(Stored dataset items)
========================

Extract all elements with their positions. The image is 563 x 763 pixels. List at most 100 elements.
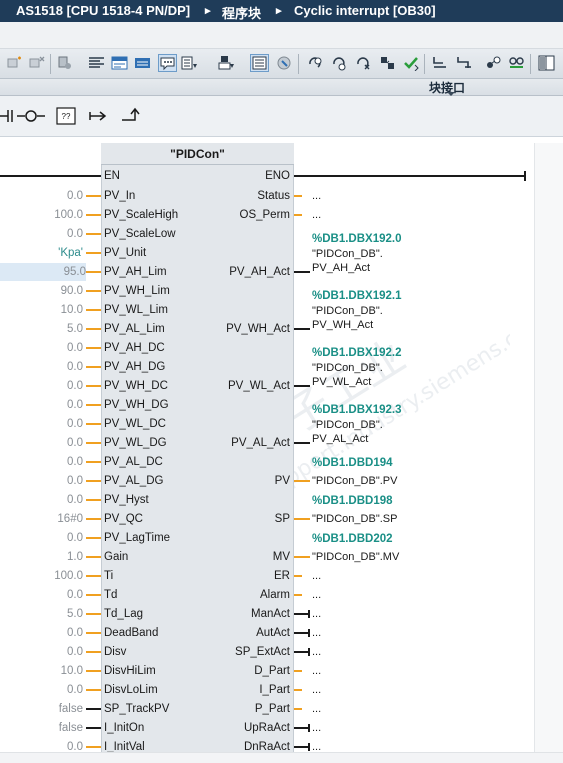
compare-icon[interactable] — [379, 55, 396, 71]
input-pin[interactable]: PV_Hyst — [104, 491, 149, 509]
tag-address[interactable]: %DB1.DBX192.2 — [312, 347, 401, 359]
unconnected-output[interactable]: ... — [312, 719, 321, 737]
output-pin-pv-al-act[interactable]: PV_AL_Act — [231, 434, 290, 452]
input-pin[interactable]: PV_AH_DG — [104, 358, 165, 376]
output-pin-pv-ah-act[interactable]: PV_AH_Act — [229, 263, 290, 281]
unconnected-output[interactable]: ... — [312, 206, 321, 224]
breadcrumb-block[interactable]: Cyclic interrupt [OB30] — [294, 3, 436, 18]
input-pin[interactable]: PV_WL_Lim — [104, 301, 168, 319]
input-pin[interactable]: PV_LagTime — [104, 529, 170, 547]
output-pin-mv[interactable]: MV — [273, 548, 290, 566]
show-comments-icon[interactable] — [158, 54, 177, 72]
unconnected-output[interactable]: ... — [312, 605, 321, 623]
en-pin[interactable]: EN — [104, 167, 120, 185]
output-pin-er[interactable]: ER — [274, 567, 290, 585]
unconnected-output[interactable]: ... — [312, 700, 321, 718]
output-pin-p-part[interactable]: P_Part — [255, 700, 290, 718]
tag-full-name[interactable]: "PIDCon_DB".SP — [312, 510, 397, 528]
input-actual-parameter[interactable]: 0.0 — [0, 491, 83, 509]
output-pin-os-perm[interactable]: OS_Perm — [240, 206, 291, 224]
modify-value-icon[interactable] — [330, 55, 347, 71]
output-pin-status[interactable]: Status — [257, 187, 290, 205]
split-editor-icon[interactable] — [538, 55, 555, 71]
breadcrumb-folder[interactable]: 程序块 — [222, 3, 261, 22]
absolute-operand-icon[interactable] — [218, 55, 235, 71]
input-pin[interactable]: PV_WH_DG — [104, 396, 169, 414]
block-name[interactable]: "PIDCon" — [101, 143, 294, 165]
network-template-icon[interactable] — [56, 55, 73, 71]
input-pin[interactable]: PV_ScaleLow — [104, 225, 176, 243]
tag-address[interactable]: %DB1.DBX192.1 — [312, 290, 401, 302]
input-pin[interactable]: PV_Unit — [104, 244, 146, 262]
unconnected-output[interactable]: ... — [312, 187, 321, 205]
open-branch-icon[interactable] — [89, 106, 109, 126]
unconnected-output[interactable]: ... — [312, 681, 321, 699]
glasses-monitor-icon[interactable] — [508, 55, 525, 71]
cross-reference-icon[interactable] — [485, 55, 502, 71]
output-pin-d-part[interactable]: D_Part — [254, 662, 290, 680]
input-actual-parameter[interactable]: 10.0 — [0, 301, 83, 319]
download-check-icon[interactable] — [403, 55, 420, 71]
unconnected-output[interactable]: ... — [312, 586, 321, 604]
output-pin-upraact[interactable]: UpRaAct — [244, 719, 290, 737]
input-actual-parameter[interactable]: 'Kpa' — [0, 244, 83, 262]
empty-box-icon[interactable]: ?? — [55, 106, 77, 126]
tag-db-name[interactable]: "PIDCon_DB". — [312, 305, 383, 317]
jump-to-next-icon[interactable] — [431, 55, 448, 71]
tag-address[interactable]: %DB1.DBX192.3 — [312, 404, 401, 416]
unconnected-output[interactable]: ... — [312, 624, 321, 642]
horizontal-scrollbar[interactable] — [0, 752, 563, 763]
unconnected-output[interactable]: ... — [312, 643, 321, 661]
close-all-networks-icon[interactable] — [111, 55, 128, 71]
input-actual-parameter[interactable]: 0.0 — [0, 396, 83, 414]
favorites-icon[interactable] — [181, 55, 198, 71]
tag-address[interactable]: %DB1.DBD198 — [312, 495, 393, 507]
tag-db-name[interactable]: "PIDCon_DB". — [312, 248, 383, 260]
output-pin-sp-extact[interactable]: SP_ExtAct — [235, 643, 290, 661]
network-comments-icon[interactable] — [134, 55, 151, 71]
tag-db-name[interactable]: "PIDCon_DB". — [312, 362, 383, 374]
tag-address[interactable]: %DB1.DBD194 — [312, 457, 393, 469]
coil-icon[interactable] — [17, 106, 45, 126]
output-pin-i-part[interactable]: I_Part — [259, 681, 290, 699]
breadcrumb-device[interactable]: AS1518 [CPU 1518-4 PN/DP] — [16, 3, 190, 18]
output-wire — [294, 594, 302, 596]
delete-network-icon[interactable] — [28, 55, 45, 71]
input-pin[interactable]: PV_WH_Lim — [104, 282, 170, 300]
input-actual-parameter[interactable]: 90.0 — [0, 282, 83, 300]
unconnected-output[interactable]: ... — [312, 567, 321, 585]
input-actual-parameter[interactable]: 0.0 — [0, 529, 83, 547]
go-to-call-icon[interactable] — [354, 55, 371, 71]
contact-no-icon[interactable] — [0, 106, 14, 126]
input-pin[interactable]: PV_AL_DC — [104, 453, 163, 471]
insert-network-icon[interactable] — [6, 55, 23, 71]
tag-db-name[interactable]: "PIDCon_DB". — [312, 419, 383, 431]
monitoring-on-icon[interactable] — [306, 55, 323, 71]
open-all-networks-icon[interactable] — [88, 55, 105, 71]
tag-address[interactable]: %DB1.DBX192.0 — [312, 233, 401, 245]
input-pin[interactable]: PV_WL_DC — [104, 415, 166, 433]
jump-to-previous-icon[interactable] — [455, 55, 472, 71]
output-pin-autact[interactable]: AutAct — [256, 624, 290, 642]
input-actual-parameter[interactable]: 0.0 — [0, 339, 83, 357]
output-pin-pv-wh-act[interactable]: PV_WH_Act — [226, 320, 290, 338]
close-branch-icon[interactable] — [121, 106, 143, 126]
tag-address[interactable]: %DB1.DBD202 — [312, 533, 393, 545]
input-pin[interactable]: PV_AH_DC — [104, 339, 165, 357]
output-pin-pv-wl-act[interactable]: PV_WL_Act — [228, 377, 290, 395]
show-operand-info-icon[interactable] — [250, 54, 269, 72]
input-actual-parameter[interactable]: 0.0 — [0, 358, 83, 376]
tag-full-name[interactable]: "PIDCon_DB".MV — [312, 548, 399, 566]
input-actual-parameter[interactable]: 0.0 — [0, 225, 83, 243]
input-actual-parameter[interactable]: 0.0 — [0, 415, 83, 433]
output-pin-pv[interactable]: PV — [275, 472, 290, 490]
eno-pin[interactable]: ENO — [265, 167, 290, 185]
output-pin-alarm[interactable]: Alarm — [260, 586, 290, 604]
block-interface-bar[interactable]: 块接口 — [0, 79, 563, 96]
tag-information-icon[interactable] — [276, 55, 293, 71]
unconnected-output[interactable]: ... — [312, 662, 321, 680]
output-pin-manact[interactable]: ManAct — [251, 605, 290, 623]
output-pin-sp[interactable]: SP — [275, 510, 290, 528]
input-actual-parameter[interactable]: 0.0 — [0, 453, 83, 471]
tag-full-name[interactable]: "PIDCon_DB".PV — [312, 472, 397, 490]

========================

Format the entries from the line that contains "compare-icon[interactable] — [379, 55, 396, 71]" through the line that contains "output-pin-status[interactable]: Status —" as a JSON list of strings, one string per line, with blank lines omitted.

**Exercise answer:**
[
  "compare-icon[interactable] — [379, 55, 396, 71]",
  "input-pin[interactable]: PV_Hyst — [104, 491, 149, 509]",
  "tag-address[interactable]: %DB1.DBX192.2 — [312, 347, 401, 359]",
  "unconnected-output[interactable]: ... — [312, 719, 321, 737]",
  "output-pin-pv-al-act[interactable]: PV_AL_Act — [231, 434, 290, 452]",
  "input-pin[interactable]: PV_AH_DG — [104, 358, 165, 376]",
  "output-pin-pv-ah-act[interactable]: PV_AH_Act — [229, 263, 290, 281]",
  "unconnected-output[interactable]: ... — [312, 206, 321, 224]",
  "breadcrumb-block[interactable]: Cyclic interrupt [OB30] — [294, 3, 436, 18]",
  "input-pin[interactable]: PV_WL_Lim — [104, 301, 168, 319]",
  "input-pin[interactable]: PV_LagTime — [104, 529, 170, 547]",
  "output-pin-mv[interactable]: MV — [273, 548, 290, 566]",
  "show-comments-icon[interactable] — [158, 54, 177, 72]",
  "unconnected-output[interactable]: ... — [312, 605, 321, 623]",
  "en-pin[interactable]: EN — [104, 167, 120, 185]",
  "output-pin-er[interactable]: ER — [274, 567, 290, 585]",
  "unconnected-output[interactable]: ... — [312, 700, 321, 718]",
  "output-pin-p-part[interactable]: P_Part — [255, 700, 290, 718]",
  "tag-full-name[interactable]: \"PIDCon_DB\".SP — [312, 510, 397, 528]",
  "input-actual-parameter[interactable]: 0.0 — [0, 491, 83, 509]",
  "output-pin-os-perm[interactable]: OS_Perm — [240, 206, 291, 224]",
  "modify-value-icon[interactable] — [330, 55, 347, 71]",
  "output-pin-status[interactable]: Status — [257, 187, 290, 205]"
]